### STATED EXERCISE:
Scan the material and copy every line in which "acid" appears.

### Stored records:
++++++++++

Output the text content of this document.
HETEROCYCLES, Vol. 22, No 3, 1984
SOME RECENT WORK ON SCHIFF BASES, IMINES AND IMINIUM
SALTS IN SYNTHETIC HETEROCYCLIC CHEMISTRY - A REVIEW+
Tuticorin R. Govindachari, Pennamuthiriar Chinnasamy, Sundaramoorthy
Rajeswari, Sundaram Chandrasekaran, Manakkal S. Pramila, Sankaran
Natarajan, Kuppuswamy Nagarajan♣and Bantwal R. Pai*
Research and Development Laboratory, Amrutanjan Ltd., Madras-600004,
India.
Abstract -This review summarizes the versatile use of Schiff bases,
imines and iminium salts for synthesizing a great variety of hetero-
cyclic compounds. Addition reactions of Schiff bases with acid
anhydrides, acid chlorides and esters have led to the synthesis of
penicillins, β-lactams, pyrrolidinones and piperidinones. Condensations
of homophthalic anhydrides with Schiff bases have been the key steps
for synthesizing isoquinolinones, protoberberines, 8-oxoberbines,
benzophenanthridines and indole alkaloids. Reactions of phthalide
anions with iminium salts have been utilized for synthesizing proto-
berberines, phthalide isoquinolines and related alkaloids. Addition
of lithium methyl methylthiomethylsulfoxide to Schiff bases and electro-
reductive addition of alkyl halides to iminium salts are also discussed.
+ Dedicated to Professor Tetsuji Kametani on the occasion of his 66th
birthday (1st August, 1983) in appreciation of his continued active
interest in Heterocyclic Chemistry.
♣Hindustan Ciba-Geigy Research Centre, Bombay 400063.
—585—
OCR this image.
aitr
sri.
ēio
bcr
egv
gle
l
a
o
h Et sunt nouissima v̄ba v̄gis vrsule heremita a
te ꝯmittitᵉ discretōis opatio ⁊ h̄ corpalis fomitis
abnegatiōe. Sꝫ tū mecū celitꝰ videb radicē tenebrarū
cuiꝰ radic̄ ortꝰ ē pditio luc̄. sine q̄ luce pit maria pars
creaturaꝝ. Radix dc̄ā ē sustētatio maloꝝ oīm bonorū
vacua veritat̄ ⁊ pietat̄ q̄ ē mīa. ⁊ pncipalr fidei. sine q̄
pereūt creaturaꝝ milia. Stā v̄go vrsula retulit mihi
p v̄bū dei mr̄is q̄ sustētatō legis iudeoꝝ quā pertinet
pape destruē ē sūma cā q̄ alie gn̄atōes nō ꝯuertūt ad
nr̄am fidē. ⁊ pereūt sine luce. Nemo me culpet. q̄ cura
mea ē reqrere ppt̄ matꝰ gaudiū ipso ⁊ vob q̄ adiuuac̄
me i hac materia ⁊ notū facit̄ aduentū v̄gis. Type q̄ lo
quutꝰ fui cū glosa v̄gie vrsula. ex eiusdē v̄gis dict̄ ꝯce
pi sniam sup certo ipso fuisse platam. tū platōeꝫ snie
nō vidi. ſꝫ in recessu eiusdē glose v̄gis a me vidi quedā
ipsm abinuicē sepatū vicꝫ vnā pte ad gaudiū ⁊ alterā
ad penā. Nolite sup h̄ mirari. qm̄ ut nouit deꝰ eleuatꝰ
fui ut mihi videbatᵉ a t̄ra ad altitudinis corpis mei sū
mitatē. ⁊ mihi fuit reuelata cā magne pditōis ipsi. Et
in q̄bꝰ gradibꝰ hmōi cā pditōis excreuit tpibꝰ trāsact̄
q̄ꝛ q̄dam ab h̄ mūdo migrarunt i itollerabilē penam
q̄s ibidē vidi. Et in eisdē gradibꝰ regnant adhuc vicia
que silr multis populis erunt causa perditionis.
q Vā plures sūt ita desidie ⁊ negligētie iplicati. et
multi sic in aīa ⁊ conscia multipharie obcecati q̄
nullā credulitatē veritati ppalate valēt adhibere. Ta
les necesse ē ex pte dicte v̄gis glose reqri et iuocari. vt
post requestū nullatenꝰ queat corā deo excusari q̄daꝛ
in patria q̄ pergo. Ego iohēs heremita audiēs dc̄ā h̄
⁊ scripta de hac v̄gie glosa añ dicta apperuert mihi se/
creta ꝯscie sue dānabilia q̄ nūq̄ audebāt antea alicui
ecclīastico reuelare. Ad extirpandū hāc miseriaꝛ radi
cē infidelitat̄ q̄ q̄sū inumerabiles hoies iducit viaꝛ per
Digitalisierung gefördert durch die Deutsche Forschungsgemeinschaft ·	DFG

++++++++++

### FINAL RESULT:
cyclic compounds. Addition reactions of Schiff bases with acid
anhydrides, acid chlorides and esters have led to the synthesis of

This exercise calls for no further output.